● **Direction 1**:
Swap "grantees" for "grant recipients" in the Jennifer Ratay profile, and give everything from "Jennifer Ratay is" down to "among other activities." with that change.
● **Direction 2**:
From the Jennifer Ratay profile, list each policy area she handled as a legislative aide to U.S. Representative Marty Meehan.
● **Direction 3**:
Write what comes next in the Jennifer Ratay profile, picking up after its last sentence.

● **Page excerpt**:
“Foundations” – A Q&A with Jennifer Ratay, Program Officer for Organizational Effectiveness
“Foundations” is an occasional series of informal question-and-answer sessions with employees and others affiliated with The William and Flora Hewlett Foundation to give them an opportunity to explain their work.
Jennifer Ratay is an officer with the Foundation’s Philanthropy Program, which works to improve the practice of philanthropy within the larger philanthropic community and within the Foundation. She leads the Foundation’s organizational effectiveness program, which makes grants to strengthen the organizational health of Hewlett grantees. She also works with senior Foundation management to promote strategic grantmaking within Hewlett through planning, evaluation, and cross-program learning, among other activities.
Ratay has a decade of experience working in nonprofit, public sector, and multinational organizations. Before joining the Foundation, she was associate director of the public management program for the Center for Social Innovation at Stanford University’s Graduate School of Business. She served as a consultant to the Aspen Institute’s Comprehensive Community Initiatives work and as a legislative aide to U.S. Representative Marty Meehan, for whom she managed energy, environment, foreign affairs, and international trade policy work. Ratay has a B.A. in government and environmental studies from Dartmouth College, where she was selected for membership in Phi Beta Kappa, and an M.P.A from Princeton University’s Woodrow Wilson School of Public and International Affairs.

● **Stored rows**:
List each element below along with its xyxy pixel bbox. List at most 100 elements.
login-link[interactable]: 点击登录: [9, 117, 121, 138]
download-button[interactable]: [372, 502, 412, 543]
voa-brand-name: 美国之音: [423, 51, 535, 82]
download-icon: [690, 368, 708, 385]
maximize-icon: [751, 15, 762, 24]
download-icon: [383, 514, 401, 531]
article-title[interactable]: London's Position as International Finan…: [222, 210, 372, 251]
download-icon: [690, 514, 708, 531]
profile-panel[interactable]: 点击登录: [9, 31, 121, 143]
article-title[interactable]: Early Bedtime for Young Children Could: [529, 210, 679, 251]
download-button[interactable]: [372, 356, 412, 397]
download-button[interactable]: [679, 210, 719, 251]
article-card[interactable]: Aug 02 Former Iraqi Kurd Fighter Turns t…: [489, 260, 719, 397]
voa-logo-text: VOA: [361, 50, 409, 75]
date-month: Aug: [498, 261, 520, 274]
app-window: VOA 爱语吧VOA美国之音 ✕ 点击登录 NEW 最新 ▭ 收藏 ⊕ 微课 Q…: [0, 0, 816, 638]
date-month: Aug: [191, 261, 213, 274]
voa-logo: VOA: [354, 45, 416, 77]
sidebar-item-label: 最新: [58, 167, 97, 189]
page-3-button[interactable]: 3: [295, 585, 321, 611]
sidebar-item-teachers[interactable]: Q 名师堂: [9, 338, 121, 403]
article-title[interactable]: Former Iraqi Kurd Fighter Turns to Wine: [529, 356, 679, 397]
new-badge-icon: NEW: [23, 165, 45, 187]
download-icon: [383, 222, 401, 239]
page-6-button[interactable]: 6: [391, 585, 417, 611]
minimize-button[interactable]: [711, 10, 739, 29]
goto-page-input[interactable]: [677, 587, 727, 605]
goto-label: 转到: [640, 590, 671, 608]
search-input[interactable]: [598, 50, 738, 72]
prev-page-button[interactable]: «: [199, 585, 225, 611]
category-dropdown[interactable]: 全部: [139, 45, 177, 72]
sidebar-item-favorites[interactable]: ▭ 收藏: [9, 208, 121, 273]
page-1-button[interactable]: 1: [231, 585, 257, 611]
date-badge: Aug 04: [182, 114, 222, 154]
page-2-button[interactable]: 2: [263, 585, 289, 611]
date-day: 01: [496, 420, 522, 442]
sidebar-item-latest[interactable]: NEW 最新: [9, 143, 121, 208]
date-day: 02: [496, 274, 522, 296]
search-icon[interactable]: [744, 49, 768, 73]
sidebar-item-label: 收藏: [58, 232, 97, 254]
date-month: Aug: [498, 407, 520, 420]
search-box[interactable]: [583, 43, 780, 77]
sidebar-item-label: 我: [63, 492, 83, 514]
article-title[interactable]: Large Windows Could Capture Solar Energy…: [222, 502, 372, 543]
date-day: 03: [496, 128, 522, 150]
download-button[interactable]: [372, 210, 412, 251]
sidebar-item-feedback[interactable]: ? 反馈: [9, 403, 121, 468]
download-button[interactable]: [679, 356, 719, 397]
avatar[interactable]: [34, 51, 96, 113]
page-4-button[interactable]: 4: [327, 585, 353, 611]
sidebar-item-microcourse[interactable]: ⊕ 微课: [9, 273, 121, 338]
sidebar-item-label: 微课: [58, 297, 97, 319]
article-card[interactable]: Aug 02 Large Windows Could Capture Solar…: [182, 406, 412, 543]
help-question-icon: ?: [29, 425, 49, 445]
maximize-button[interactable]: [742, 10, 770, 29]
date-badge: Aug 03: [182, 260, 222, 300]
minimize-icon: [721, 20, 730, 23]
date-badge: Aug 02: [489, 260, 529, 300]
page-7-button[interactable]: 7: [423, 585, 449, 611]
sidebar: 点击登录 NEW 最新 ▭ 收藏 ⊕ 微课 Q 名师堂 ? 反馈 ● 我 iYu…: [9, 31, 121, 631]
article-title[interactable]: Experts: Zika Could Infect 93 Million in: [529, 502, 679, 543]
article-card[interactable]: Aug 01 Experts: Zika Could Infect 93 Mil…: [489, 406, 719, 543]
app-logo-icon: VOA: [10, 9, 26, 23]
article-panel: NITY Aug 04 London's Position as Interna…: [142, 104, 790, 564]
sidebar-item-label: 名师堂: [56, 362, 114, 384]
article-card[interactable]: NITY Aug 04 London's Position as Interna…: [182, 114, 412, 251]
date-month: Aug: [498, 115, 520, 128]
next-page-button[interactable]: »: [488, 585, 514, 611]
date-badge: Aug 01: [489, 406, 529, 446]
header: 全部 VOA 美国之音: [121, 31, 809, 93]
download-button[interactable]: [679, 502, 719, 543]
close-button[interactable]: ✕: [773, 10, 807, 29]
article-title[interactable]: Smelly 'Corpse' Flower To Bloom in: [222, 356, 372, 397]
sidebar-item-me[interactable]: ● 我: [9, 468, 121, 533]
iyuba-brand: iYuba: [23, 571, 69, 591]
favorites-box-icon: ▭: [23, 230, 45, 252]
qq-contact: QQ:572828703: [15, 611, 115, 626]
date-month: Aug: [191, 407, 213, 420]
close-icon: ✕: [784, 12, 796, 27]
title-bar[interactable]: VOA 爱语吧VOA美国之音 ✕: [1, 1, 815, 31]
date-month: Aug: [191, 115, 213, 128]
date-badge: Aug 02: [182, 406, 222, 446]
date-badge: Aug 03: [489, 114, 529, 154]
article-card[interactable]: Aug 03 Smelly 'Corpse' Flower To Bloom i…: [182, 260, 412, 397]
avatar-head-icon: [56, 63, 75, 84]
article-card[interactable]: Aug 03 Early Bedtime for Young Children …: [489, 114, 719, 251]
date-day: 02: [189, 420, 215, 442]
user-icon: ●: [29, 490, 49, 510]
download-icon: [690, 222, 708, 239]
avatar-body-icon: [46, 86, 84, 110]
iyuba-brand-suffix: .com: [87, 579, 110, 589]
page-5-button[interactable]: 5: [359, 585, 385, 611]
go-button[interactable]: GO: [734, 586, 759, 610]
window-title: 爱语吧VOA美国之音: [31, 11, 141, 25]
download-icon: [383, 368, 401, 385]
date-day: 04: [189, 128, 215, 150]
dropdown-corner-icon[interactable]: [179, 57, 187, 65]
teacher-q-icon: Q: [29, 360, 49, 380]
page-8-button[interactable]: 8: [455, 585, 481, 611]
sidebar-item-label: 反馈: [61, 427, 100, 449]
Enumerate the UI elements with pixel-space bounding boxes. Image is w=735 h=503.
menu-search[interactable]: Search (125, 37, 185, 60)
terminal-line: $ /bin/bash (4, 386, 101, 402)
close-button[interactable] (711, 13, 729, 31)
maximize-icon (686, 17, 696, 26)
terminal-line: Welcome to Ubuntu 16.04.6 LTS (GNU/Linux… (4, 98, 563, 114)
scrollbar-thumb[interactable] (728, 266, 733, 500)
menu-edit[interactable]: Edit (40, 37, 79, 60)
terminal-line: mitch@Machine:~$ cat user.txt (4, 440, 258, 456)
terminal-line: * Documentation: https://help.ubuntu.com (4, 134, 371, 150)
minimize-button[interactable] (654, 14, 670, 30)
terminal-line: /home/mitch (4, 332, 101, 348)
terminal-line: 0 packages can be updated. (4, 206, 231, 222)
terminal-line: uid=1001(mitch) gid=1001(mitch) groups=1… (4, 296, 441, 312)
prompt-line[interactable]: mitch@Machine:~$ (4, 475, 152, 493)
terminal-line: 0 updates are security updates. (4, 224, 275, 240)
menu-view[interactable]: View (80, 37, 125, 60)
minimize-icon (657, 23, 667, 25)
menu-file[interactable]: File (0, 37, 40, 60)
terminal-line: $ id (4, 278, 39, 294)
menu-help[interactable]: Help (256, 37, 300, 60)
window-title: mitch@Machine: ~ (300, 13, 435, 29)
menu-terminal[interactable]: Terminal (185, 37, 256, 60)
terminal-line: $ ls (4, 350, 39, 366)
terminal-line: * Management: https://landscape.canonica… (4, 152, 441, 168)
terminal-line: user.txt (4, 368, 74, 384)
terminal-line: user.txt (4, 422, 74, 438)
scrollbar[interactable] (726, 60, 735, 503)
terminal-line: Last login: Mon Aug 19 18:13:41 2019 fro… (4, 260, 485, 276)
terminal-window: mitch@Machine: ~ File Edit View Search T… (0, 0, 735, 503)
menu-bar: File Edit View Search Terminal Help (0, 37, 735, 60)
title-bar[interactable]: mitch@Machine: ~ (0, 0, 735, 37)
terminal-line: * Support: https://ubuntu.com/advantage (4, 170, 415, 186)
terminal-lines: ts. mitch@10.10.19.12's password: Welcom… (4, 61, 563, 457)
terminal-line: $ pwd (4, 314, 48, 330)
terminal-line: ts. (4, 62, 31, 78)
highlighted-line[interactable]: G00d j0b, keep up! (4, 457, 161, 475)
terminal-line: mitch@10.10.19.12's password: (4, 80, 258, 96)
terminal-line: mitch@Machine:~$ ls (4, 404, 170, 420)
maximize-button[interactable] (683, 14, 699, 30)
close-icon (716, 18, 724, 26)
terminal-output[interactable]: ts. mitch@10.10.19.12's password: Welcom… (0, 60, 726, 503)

● **Task response 1**:
Jennifer Ratay is an officer with the Foundation’s Philanthropy Program, which works to improve the practice of philanthropy within the larger philanthropic community and within the Foundation. She leads the Foundation’s organizational effectiveness program, which makes grants to strengthen the organizational health of Hewlett grant recipients. She also works with senior Foundation management to promote strategic grantmaking within Hewlett through planning, evaluation, and cross-program learning, among other activities.

● **Task response 2**:
Energy
Environment
Foreign affairs
International trade

● **Task response 3**:
How does the Hewlett Foundation help its grantees become more effective?
Our premise is that healthy, well-managed organizations are more likely to achieve their goals, so some grantees also receive targeted grants designed to strengthen their organizations. We make these so-called organizational effectiveness grants in collaboration with the Foundation officers working in our different program areas. These relatively small, targeted grants are designed to enable the recipients to focus on how well their organizations function, as opposed to the field or cause on which they work. Typically, grantees use these funds to hire outside consultants who help them think through issues related to planning, fundraising, leadership transition, and developing board members’ governance skills, among other topics.
Each year, the Philanthropy Program also works with the Foundation’s communications department to conduct the Hewlett Communications Academy, which trains grantees to think through strategies to be as effective as possible, and then develop messages to convey those strategies.
What characterizes a healthy, well-managed organization?
Typically it has a combination of strong governance, strong leaders, and effective systems for management. It’s also able to adapt to changing circumstances in the field in which it works. And its people are committed to continually reassessing how well they are moving toward their goals.
Do organizational effectiveness grants typically go to nonprofit organizations of a particular size?
No, it’s all over the board. We fund large, international organizations as well as small, community-based groups. Part of the reason is simply the life cycle of all organizations: they need different things at different stages of development, from their founding, to the departure of leaders, to rethinking their goals as the world changes.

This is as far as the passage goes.